==== Données extraites

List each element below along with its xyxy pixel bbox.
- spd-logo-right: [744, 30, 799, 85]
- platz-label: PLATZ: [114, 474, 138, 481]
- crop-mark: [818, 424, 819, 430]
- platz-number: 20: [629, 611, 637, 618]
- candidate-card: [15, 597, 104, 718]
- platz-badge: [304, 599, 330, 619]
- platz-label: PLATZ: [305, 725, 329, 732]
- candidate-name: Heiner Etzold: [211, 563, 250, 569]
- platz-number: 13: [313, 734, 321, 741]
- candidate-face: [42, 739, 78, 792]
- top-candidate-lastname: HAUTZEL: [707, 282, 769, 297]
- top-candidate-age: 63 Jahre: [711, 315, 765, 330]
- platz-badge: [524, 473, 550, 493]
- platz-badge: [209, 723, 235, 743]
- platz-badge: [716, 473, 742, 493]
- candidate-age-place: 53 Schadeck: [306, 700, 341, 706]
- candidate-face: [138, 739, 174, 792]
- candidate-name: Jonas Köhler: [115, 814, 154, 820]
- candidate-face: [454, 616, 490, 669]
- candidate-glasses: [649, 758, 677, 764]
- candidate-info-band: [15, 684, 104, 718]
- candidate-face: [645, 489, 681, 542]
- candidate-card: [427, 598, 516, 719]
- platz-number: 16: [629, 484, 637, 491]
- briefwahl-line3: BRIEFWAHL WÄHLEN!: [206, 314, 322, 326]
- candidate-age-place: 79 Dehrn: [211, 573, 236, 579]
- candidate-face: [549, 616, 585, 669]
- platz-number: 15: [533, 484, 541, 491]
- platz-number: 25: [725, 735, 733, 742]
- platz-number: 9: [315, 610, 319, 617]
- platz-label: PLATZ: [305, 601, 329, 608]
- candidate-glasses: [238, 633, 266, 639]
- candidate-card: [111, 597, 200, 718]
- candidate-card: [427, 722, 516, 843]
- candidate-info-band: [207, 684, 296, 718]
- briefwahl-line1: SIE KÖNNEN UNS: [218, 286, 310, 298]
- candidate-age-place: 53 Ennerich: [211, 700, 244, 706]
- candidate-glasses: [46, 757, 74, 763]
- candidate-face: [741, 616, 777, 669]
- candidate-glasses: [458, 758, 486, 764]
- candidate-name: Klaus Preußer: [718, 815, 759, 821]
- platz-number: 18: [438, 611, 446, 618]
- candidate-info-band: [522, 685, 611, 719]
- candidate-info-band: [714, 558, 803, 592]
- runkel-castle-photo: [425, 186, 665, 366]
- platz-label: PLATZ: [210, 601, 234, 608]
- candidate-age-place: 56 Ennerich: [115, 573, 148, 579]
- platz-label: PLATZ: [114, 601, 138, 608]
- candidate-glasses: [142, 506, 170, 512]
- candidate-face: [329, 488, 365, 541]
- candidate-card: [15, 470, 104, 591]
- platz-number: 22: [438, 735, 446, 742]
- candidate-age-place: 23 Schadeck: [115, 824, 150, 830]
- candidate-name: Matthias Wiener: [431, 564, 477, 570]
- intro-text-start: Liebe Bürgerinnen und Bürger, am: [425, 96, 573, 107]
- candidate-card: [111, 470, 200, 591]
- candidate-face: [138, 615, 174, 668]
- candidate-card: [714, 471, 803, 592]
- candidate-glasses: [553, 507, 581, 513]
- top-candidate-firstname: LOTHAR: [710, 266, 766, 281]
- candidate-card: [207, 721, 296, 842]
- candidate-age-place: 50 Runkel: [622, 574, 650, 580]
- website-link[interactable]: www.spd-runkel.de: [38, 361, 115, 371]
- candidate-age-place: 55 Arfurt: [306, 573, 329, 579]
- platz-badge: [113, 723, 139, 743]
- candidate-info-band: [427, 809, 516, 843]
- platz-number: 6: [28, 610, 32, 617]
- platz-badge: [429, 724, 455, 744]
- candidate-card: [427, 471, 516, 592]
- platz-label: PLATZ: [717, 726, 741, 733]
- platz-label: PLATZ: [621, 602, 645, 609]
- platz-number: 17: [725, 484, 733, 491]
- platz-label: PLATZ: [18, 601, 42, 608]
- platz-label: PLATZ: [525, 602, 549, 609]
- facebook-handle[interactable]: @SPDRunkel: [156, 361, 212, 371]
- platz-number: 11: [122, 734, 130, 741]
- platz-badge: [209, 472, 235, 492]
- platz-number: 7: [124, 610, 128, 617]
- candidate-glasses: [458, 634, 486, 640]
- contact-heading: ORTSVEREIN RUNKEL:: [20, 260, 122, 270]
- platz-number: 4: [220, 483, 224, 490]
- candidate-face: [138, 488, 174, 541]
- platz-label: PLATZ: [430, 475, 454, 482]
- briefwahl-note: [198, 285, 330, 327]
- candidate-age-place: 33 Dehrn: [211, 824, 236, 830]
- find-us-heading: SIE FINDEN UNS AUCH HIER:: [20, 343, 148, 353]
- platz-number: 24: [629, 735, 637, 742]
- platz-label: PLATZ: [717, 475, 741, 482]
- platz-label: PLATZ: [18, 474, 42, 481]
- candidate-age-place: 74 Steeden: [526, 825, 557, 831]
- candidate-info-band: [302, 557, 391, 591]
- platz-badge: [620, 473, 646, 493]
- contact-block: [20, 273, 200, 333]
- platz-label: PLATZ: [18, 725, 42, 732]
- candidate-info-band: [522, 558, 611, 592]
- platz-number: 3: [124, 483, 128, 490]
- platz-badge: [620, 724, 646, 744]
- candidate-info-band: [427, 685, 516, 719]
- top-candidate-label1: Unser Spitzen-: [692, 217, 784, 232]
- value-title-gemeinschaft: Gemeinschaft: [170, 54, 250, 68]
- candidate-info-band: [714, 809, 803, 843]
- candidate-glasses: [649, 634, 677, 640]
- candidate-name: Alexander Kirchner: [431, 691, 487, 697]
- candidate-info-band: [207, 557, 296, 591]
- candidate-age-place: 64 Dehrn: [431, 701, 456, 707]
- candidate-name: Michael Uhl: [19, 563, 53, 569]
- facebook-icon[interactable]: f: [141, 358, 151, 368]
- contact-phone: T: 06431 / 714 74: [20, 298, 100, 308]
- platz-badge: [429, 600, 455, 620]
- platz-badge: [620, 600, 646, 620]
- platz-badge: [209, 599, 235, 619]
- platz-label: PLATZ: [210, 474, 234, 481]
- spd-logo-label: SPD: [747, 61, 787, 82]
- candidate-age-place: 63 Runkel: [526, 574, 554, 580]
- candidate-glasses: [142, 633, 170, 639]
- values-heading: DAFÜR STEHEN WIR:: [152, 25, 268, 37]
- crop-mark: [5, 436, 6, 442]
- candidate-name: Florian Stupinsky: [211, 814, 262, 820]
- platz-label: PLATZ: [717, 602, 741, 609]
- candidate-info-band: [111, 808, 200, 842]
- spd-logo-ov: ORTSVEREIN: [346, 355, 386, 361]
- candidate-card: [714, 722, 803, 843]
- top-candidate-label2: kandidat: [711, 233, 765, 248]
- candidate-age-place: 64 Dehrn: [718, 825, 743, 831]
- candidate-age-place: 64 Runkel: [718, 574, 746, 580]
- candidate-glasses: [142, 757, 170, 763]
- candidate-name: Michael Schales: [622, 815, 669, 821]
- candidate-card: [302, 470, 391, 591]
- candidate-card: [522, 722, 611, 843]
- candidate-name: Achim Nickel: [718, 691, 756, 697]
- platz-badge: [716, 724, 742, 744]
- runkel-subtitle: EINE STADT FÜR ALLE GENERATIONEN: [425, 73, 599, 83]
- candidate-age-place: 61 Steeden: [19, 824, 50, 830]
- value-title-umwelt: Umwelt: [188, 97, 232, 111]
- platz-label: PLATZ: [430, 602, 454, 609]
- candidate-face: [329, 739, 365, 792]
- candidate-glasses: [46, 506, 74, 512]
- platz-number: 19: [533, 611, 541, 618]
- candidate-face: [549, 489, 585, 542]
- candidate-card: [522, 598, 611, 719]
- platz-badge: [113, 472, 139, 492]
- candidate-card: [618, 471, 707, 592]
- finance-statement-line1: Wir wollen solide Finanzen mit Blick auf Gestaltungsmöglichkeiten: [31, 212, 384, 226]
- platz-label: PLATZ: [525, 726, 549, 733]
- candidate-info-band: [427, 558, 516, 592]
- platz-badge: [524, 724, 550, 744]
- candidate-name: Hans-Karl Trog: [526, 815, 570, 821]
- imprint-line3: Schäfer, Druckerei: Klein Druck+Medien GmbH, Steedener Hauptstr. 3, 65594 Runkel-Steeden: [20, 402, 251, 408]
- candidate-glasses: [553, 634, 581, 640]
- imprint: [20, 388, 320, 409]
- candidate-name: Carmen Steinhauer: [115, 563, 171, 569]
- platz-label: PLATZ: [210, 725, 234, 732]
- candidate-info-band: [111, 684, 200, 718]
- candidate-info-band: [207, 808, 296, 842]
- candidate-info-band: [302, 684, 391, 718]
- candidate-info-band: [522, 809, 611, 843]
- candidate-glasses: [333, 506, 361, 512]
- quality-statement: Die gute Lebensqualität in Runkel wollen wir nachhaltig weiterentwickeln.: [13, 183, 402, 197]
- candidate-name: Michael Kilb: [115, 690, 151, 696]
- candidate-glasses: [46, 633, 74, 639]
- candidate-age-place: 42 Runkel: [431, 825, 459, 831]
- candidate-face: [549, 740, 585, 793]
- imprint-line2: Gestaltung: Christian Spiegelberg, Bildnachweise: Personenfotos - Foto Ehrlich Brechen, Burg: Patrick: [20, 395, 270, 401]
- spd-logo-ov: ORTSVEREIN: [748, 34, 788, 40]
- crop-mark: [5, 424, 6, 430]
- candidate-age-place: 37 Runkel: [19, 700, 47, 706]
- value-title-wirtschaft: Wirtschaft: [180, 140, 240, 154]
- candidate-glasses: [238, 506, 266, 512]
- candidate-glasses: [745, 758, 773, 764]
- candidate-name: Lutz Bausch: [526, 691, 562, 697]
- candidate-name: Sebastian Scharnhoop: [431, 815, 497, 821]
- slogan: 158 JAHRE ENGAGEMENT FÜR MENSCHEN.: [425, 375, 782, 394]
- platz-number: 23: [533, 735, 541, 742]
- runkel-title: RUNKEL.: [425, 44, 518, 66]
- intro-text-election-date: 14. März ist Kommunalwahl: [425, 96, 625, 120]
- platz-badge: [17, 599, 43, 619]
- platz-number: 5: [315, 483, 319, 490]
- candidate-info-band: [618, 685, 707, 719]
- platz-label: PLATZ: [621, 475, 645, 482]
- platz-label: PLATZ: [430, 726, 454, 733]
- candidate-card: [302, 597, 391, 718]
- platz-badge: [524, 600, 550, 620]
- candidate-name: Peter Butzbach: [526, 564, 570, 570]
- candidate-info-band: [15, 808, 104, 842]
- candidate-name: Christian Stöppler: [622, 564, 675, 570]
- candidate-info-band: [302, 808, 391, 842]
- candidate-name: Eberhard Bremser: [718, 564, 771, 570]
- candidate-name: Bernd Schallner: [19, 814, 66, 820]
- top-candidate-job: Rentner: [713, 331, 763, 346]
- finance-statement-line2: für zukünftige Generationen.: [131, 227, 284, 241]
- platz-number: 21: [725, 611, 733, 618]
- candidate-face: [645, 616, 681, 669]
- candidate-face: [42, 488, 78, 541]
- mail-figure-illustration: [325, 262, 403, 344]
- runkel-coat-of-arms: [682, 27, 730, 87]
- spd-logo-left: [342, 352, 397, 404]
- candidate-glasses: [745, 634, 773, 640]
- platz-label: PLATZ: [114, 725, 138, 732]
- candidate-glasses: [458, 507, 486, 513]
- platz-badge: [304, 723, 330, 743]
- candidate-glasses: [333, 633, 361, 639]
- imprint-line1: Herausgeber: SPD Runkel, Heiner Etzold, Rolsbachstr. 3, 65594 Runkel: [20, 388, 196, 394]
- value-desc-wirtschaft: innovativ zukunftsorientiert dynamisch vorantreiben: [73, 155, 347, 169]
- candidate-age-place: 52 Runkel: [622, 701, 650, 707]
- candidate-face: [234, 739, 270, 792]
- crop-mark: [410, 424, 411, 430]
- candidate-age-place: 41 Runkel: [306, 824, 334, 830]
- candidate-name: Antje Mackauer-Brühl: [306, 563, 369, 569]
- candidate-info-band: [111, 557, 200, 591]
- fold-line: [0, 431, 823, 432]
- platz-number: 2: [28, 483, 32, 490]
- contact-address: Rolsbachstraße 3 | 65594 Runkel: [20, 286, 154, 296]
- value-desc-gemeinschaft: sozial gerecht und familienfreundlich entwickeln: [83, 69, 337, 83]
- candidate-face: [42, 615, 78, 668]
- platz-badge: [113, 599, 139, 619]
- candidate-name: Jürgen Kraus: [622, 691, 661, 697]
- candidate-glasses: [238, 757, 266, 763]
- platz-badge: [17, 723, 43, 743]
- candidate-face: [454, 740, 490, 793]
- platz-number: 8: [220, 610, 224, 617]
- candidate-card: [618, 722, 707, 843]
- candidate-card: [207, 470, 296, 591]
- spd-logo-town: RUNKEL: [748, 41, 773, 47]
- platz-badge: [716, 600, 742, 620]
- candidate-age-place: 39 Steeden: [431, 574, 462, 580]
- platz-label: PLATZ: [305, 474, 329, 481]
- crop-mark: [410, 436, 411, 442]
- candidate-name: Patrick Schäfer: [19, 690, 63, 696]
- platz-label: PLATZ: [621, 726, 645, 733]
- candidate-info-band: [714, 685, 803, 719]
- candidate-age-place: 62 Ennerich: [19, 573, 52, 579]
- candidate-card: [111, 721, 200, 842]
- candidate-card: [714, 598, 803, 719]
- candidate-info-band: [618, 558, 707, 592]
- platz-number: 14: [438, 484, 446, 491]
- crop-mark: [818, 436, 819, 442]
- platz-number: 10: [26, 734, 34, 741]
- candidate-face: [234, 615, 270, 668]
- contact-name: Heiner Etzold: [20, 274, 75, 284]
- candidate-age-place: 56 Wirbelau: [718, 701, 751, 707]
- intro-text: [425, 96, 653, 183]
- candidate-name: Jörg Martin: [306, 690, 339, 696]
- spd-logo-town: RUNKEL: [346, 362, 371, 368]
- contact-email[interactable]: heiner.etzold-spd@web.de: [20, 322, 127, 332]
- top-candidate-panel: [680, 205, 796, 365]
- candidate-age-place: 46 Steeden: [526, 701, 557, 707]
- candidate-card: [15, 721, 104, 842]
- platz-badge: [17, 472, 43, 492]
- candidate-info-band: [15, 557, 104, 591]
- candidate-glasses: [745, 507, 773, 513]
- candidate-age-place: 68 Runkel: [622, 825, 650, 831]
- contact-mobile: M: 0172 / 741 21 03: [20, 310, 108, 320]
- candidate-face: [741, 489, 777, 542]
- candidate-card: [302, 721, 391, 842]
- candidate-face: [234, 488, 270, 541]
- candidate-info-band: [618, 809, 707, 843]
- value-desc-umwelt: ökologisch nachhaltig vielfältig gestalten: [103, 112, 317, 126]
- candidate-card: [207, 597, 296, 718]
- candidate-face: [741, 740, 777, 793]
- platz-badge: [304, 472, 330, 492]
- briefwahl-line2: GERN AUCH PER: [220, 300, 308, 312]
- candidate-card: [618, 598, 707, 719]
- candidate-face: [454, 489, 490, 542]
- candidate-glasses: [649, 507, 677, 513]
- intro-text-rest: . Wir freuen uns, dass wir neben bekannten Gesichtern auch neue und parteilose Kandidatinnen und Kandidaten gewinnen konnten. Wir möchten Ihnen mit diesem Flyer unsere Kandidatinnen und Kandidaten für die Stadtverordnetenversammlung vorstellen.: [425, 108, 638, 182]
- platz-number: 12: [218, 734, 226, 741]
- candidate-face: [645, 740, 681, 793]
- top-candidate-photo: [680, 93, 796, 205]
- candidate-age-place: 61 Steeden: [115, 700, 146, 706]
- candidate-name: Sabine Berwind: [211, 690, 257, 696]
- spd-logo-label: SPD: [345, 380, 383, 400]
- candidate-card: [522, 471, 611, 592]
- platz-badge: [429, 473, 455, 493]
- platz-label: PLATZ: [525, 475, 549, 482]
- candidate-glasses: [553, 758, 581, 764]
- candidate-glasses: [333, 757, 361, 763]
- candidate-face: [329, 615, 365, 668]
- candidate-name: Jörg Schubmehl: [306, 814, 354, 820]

========

§ Consignes et exigences:
Comptez les lignes du matériel qui contiennent la chaîne "logo". Donnez uniquement ce nombre.

§ Résultat attendu:
8